### The exercise
From the entries below, please gather each line containing the string "emoticon".

+++

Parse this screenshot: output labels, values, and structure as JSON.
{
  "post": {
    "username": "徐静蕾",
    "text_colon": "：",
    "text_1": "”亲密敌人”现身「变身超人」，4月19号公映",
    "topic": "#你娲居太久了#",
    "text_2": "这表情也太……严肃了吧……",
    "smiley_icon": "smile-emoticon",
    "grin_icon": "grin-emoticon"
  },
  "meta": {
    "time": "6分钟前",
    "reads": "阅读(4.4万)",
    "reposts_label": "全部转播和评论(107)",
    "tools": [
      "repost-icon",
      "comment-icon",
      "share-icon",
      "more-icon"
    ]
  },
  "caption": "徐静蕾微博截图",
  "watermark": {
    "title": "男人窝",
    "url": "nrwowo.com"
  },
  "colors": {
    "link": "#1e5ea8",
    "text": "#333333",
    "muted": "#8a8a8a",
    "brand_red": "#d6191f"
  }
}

+++

### Answer to the task
    "smiley_icon": "smile-emoticon",
    "grin_icon": "grin-emoticon"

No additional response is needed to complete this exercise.